#### REQUEST:
Where does the string "MBBS" appear? Copy every line of the entries below that holds it.
┏━━
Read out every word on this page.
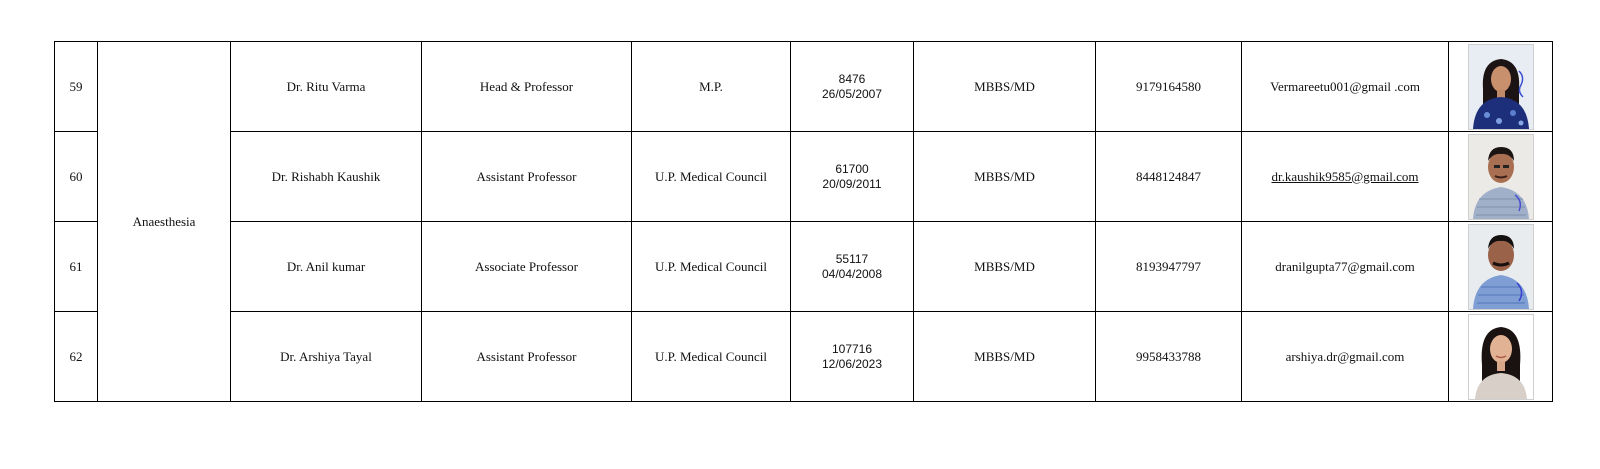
59	Anaesthesia	Dr. Ritu Varma	Head & Professor	M.P.	8476
26/05/2007	MBBS/MD	9179164580	Vermareetu001@gmail .com	

60		Dr. Rishabh Kaushik	Assistant Professor	U.P. Medical Council	61700
20/09/2011	MBBS/MD	8448124847	dr.kaushik9585@gmail.com	

61		Dr. Anil kumar	Associate Professor	U.P. Medical Council	55117
04/04/2008	MBBS/MD	8193947797	dranilgupta77@gmail.com	

62		Dr. Arshiya Tayal	Assistant Professor	U.P. Medical Council	107716
12/06/2023	MBBS/MD	9958433788	arshiya.dr@gmail.com	
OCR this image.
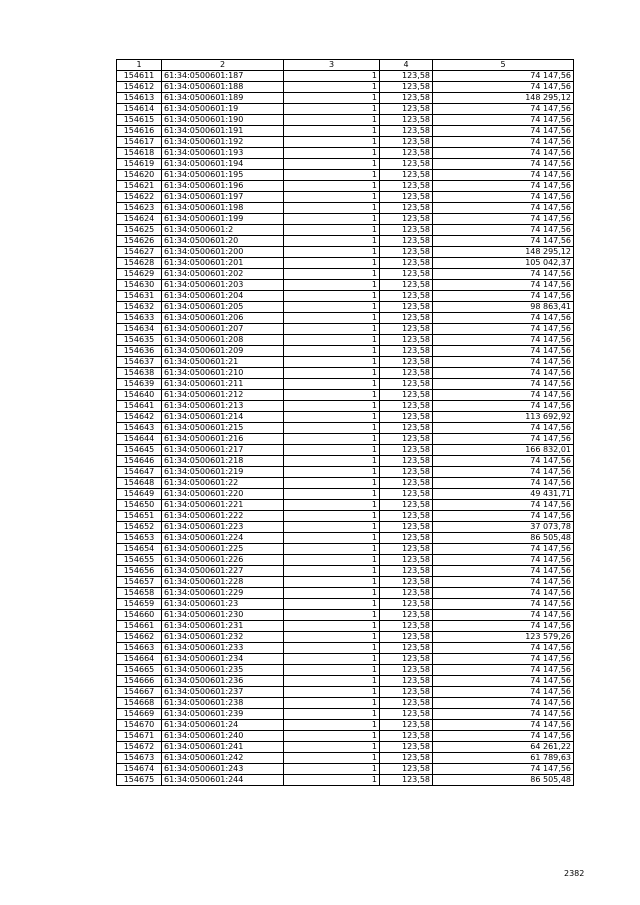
1	2	3	4	5
154611	61:34:0500601:187	1	123,58	74 147,56
154612	61:34:0500601:188	1	123,58	74 147,56
154613	61:34:0500601:189	1	123,58	148 295,12
154614	61:34:0500601:19	1	123,58	74 147,56
154615	61:34:0500601:190	1	123,58	74 147,56
154616	61:34:0500601:191	1	123,58	74 147,56
154617	61:34:0500601:192	1	123,58	74 147,56
154618	61:34:0500601:193	1	123,58	74 147,56
154619	61:34:0500601:194	1	123,58	74 147,56
154620	61:34:0500601:195	1	123,58	74 147,56
154621	61:34:0500601:196	1	123,58	74 147,56
154622	61:34:0500601:197	1	123,58	74 147,56
154623	61:34:0500601:198	1	123,58	74 147,56
154624	61:34:0500601:199	1	123,58	74 147,56
154625	61:34:0500601:2	1	123,58	74 147,56
154626	61:34:0500601:20	1	123,58	74 147,56
154627	61:34:0500601:200	1	123,58	148 295,12
154628	61:34:0500601:201	1	123,58	105 042,37
154629	61:34:0500601:202	1	123,58	74 147,56
154630	61:34:0500601:203	1	123,58	74 147,56
154631	61:34:0500601:204	1	123,58	74 147,56
154632	61:34:0500601:205	1	123,58	98 863,41
154633	61:34:0500601:206	1	123,58	74 147,56
154634	61:34:0500601:207	1	123,58	74 147,56
154635	61:34:0500601:208	1	123,58	74 147,56
154636	61:34:0500601:209	1	123,58	74 147,56
154637	61:34:0500601:21	1	123,58	74 147,56
154638	61:34:0500601:210	1	123,58	74 147,56
154639	61:34:0500601:211	1	123,58	74 147,56
154640	61:34:0500601:212	1	123,58	74 147,56
154641	61:34:0500601:213	1	123,58	74 147,56
154642	61:34:0500601:214	1	123,58	113 692,92
154643	61:34:0500601:215	1	123,58	74 147,56
154644	61:34:0500601:216	1	123,58	74 147,56
154645	61:34:0500601:217	1	123,58	166 832,01
154646	61:34:0500601:218	1	123,58	74 147,56
154647	61:34:0500601:219	1	123,58	74 147,56
154648	61:34:0500601:22	1	123,58	74 147,56
154649	61:34:0500601:220	1	123,58	49 431,71
154650	61:34:0500601:221	1	123,58	74 147,56
154651	61:34:0500601:222	1	123,58	74 147,56
154652	61:34:0500601:223	1	123,58	37 073,78
154653	61:34:0500601:224	1	123,58	86 505,48
154654	61:34:0500601:225	1	123,58	74 147,56
154655	61:34:0500601:226	1	123,58	74 147,56
154656	61:34:0500601:227	1	123,58	74 147,56
154657	61:34:0500601:228	1	123,58	74 147,56
154658	61:34:0500601:229	1	123,58	74 147,56
154659	61:34:0500601:23	1	123,58	74 147,56
154660	61:34:0500601:230	1	123,58	74 147,56
154661	61:34:0500601:231	1	123,58	74 147,56
154662	61:34:0500601:232	1	123,58	123 579,26
154663	61:34:0500601:233	1	123,58	74 147,56
154664	61:34:0500601:234	1	123,58	74 147,56
154665	61:34:0500601:235	1	123,58	74 147,56
154666	61:34:0500601:236	1	123,58	74 147,56
154667	61:34:0500601:237	1	123,58	74 147,56
154668	61:34:0500601:238	1	123,58	74 147,56
154669	61:34:0500601:239	1	123,58	74 147,56
154670	61:34:0500601:24	1	123,58	74 147,56
154671	61:34:0500601:240	1	123,58	74 147,56
154672	61:34:0500601:241	1	123,58	64 261,22
154673	61:34:0500601:242	1	123,58	61 789,63
154674	61:34:0500601:243	1	123,58	74 147,56
154675	61:34:0500601:244	1	123,58	86 505,48
2382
┗━━
#### OUTPUT FOR THIS EXERCISE:
26/05/2007	MBBS/MD	9179164580	Vermareetu001@gmail .com	
20/09/2011	MBBS/MD	8448124847	dr.kaushik9585@gmail.com	
04/04/2008	MBBS/MD	8193947797	dranilgupta77@gmail.com	
12/06/2023	MBBS/MD	9958433788	arshiya.dr@gmail.com	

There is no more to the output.